*WORK TO DO*
Provide the data again in its entirety, exactly as given.

*RECORDS FOR THE TASK*
<<<<
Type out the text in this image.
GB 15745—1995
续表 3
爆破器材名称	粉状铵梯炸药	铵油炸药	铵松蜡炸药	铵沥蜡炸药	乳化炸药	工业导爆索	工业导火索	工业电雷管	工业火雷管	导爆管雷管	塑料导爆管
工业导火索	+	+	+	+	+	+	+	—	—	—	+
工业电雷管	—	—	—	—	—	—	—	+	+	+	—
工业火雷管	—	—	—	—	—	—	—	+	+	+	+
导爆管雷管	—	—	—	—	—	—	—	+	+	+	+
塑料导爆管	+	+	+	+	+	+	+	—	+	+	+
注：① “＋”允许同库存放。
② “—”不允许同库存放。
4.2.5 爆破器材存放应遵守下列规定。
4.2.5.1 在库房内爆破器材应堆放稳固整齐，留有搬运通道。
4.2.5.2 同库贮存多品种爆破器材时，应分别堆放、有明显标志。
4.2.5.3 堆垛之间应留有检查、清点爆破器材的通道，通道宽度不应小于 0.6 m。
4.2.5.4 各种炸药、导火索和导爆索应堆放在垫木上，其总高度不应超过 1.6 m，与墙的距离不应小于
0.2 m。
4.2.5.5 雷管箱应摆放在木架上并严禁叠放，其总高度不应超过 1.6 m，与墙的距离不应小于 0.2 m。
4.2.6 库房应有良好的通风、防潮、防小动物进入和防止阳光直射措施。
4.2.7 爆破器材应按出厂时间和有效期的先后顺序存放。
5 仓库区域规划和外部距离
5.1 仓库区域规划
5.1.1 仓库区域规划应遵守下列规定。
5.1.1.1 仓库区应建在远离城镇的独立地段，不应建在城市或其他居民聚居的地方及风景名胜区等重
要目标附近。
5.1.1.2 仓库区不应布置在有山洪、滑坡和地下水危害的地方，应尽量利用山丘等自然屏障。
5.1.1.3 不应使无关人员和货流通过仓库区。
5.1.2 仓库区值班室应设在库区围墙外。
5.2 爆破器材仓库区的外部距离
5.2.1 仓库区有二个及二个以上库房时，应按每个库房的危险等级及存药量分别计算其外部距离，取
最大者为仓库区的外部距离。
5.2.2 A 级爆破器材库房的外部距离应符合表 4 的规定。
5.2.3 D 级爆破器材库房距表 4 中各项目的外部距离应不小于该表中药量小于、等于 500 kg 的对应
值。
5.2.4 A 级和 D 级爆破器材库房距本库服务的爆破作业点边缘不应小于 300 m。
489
>>>>
*WRITTEN RESPONSE*
Type out the text in this image.
GB 15745—1995
续表 3
爆破器材名称	粉状铵梯炸药	铵油炸药	铵松蜡炸药	铵沥蜡炸药	乳化炸药	工业导爆索	工业导火索	工业电雷管	工业火雷管	导爆管雷管	塑料导爆管
工业导火索	+	+	+	+	+	+	+	—	—	—	+
工业电雷管	—	—	—	—	—	—	—	+	+	+	—
工业火雷管	—	—	—	—	—	—	—	+	+	+	+
导爆管雷管	—	—	—	—	—	—	—	+	+	+	+
塑料导爆管	+	+	+	+	+	+	+	—	+	+	+
注：① “＋”允许同库存放。
② “—”不允许同库存放。
4.2.5 爆破器材存放应遵守下列规定。
4.2.5.1 在库房内爆破器材应堆放稳固整齐，留有搬运通道。
4.2.5.2 同库贮存多品种爆破器材时，应分别堆放、有明显标志。
4.2.5.3 堆垛之间应留有检查、清点爆破器材的通道，通道宽度不应小于 0.6 m。
4.2.5.4 各种炸药、导火索和导爆索应堆放在垫木上，其总高度不应超过 1.6 m，与墙的距离不应小于
0.2 m。
4.2.5.5 雷管箱应摆放在木架上并严禁叠放，其总高度不应超过 1.6 m，与墙的距离不应小于 0.2 m。
4.2.6 库房应有良好的通风、防潮、防小动物进入和防止阳光直射措施。
4.2.7 爆破器材应按出厂时间和有效期的先后顺序存放。
5 仓库区域规划和外部距离
5.1 仓库区域规划
5.1.1 仓库区域规划应遵守下列规定。
5.1.1.1 仓库区应建在远离城镇的独立地段，不应建在城市或其他居民聚居的地方及风景名胜区等重
要目标附近。
5.1.1.2 仓库区不应布置在有山洪、滑坡和地下水危害的地方，应尽量利用山丘等自然屏障。
5.1.1.3 不应使无关人员和货流通过仓库区。
5.1.2 仓库区值班室应设在库区围墙外。
5.2 爆破器材仓库区的外部距离
5.2.1 仓库区有二个及二个以上库房时，应按每个库房的危险等级及存药量分别计算其外部距离，取
最大者为仓库区的外部距离。
5.2.2 A 级爆破器材库房的外部距离应符合表 4 的规定。
5.2.3 D 级爆破器材库房距表 4 中各项目的外部距离应不小于该表中药量小于、等于 500 kg 的对应
值。
5.2.4 A 级和 D 级爆破器材库房距本库服务的爆破作业点边缘不应小于 300 m。
489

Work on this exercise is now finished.